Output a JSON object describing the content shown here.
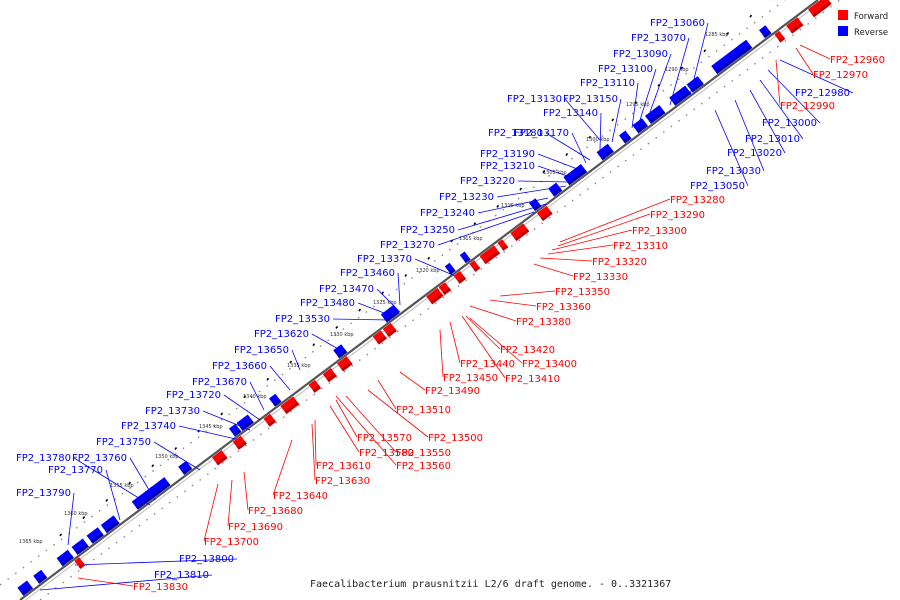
{
  "caption": "Faecalibacterium prausnitzii L2/6 draft genome. - 0..3321367",
  "legend": [
    {
      "label": "Forward",
      "color": "#ff0000"
    },
    {
      "label": "Reverse",
      "color": "#0000ff"
    }
  ],
  "colors": {
    "forward": "#ff0000",
    "reverse": "#0000ff",
    "forward_dark": "#c00000",
    "reverse_dark": "#0000aa",
    "backbone": "#555555"
  },
  "ticks": [
    "1285 kbp",
    "1290 kbp",
    "1295 kbp",
    "1300 kbp",
    "1305 kbp",
    "1310 kbp",
    "1315 kbp",
    "1320 kbp",
    "1325 kbp",
    "1330 kbp",
    "1335 kbp",
    "1340 kbp",
    "1345 kbp",
    "1350 kbp",
    "1355 kbp",
    "1360 kbp",
    "1365 kbp"
  ],
  "reverse_labels": [
    "FP2_13060",
    "FP2_13070",
    "FP2_13090",
    "FP2_13100",
    "FP2_13110",
    "FP2_13130",
    "FP2_13150",
    "FP2_13140",
    "FP2_13180",
    "FP2_13170",
    "FP2_13190",
    "FP2_13210",
    "FP2_13220",
    "FP2_13230",
    "FP2_13240",
    "FP2_13250",
    "FP2_13270",
    "FP2_13370",
    "FP2_13460",
    "FP2_13470",
    "FP2_13480",
    "FP2_13530",
    "FP2_13620",
    "FP2_13650",
    "FP2_13660",
    "FP2_13670",
    "FP2_13720",
    "FP2_13730",
    "FP2_13740",
    "FP2_13750",
    "FP2_13780",
    "FP2_13760",
    "FP2_13770",
    "FP2_13790",
    "FP2_12980",
    "FP2_13000",
    "FP2_13010",
    "FP2_13020",
    "FP2_13030",
    "FP2_13050",
    "FP2_13800",
    "FP2_13810"
  ],
  "forward_labels": [
    "FP2_12960",
    "FP2_12970",
    "FP2_12990",
    "FP2_13280",
    "FP2_13290",
    "FP2_13300",
    "FP2_13310",
    "FP2_13320",
    "FP2_13330",
    "FP2_13350",
    "FP2_13360",
    "FP2_13380",
    "FP2_13420",
    "FP2_13440",
    "FP2_13400",
    "FP2_13450",
    "FP2_13410",
    "FP2_13490",
    "FP2_13510",
    "FP2_13500",
    "FP2_13570",
    "FP2_13580",
    "FP2_13550",
    "FP2_13560",
    "FP2_13610",
    "FP2_13630",
    "FP2_13640",
    "FP2_13680",
    "FP2_13690",
    "FP2_13700",
    "FP2_13830"
  ]
}
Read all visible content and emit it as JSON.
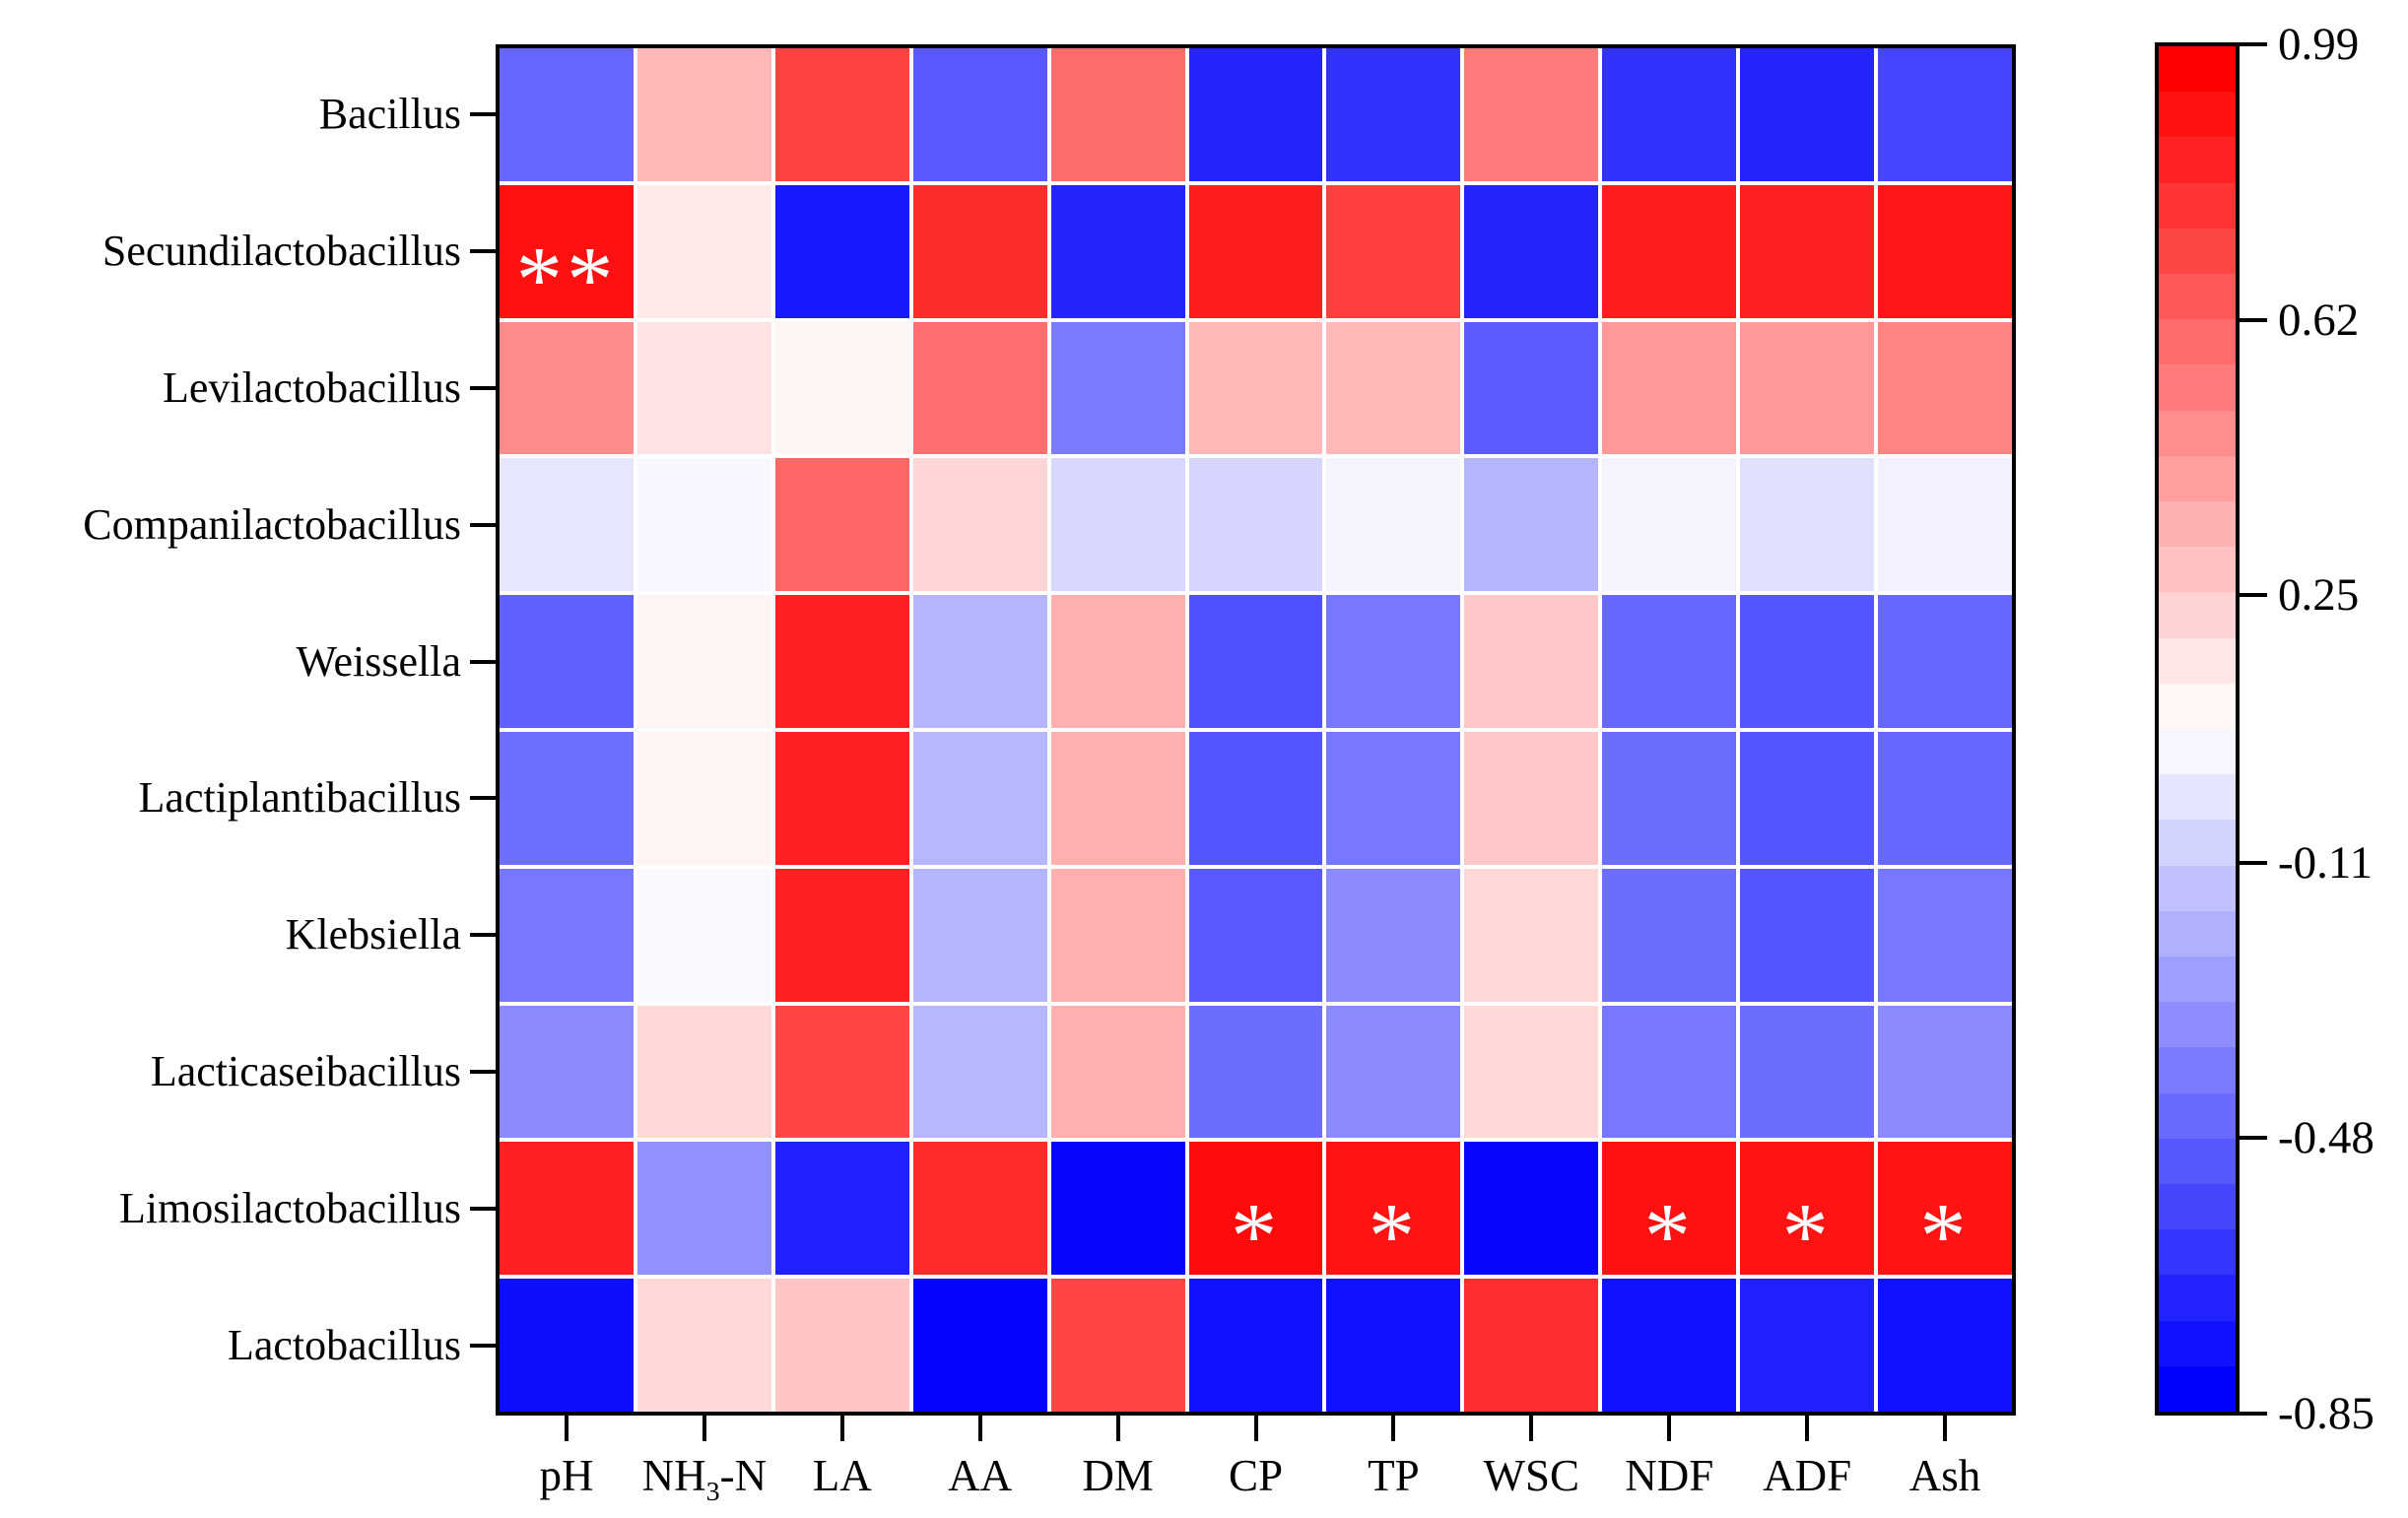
{
  "figure": {
    "description": "Correlation heatmap between bacterial genera and silage fermentation / chemical parameters"
  },
  "colors": {
    "background": "#ffffff",
    "plot_border": "#000000",
    "gridline": "#ffffff",
    "tick_color": "#000000",
    "label_color": "#000000",
    "positive_max_color": "#ff0000",
    "negative_min_color": "#0000ff",
    "midpoint_color": "#ffffff",
    "significance_mark_color": "#ffffff"
  },
  "chart_data": {
    "type": "heatmap",
    "rows": [
      "Bacillus",
      "Secundilactobacillus",
      "Levilactobacillus",
      "Companilactobacillus",
      "Weissella",
      "Lactiplantibacillus",
      "Klebsiella",
      "Lacticaseibacillus",
      "Limosilactobacillus",
      "Lactobacillus"
    ],
    "columns": [
      "pH",
      "NH3-N",
      "LA",
      "AA",
      "DM",
      "CP",
      "TP",
      "WSC",
      "NDF",
      "ADF",
      "Ash"
    ],
    "values": [
      [
        -0.48,
        0.33,
        0.75,
        -0.53,
        0.6,
        -0.72,
        -0.67,
        0.55,
        -0.67,
        -0.72,
        -0.6
      ],
      [
        0.93,
        0.15,
        -0.76,
        0.83,
        -0.72,
        0.88,
        0.76,
        -0.72,
        0.89,
        0.87,
        0.91
      ],
      [
        0.49,
        0.17,
        0.11,
        0.59,
        -0.41,
        0.33,
        0.33,
        -0.52,
        0.44,
        0.44,
        0.51
      ],
      [
        -0.02,
        0.04,
        0.62,
        0.22,
        -0.07,
        -0.08,
        0.03,
        -0.2,
        0.03,
        -0.04,
        0.02
      ],
      [
        -0.5,
        0.11,
        0.87,
        -0.2,
        0.36,
        -0.56,
        -0.42,
        0.27,
        -0.48,
        -0.54,
        -0.48
      ],
      [
        -0.45,
        0.11,
        0.87,
        -0.19,
        0.36,
        -0.54,
        -0.42,
        0.27,
        -0.46,
        -0.54,
        -0.48
      ],
      [
        -0.42,
        0.05,
        0.87,
        -0.2,
        0.36,
        -0.53,
        -0.35,
        0.21,
        -0.46,
        -0.54,
        -0.42
      ],
      [
        -0.35,
        0.21,
        0.74,
        -0.19,
        0.36,
        -0.46,
        -0.35,
        0.21,
        -0.42,
        -0.46,
        -0.35
      ],
      [
        0.87,
        -0.33,
        -0.73,
        0.84,
        -0.83,
        0.95,
        0.92,
        -0.83,
        0.93,
        0.92,
        0.92
      ],
      [
        -0.8,
        0.21,
        0.28,
        -0.84,
        0.74,
        -0.79,
        -0.79,
        0.82,
        -0.79,
        -0.73,
        -0.79
      ]
    ],
    "significant_cells": [
      {
        "row": "Secundilactobacillus",
        "col": "pH",
        "mark": "**"
      },
      {
        "row": "Limosilactobacillus",
        "col": "CP",
        "mark": "*"
      },
      {
        "row": "Limosilactobacillus",
        "col": "TP",
        "mark": "*"
      },
      {
        "row": "Limosilactobacillus",
        "col": "NDF",
        "mark": "*"
      },
      {
        "row": "Limosilactobacillus",
        "col": "ADF",
        "mark": "*"
      },
      {
        "row": "Limosilactobacillus",
        "col": "Ash",
        "mark": "*"
      }
    ],
    "colorbar": {
      "tick_labels": [
        "0.99",
        "0.62",
        "0.25",
        "-0.11",
        "-0.48",
        "-0.85"
      ],
      "tick_values": [
        0.99,
        0.62,
        0.25,
        -0.11,
        -0.48,
        -0.85
      ],
      "max": 0.99,
      "min": -0.85,
      "white_point": 0.07,
      "segments": 30,
      "position": "right"
    },
    "grid": true,
    "legend_position": "right-colorbar"
  }
}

→ **Exercise goal**
When the word "heatmap" shows up in a line of the entries, pull that line out.

→ **Answer box**
    "description": "Correlation heatmap between bacterial genera and silage fermentation / chemical parameters"
    "type": "heatmap",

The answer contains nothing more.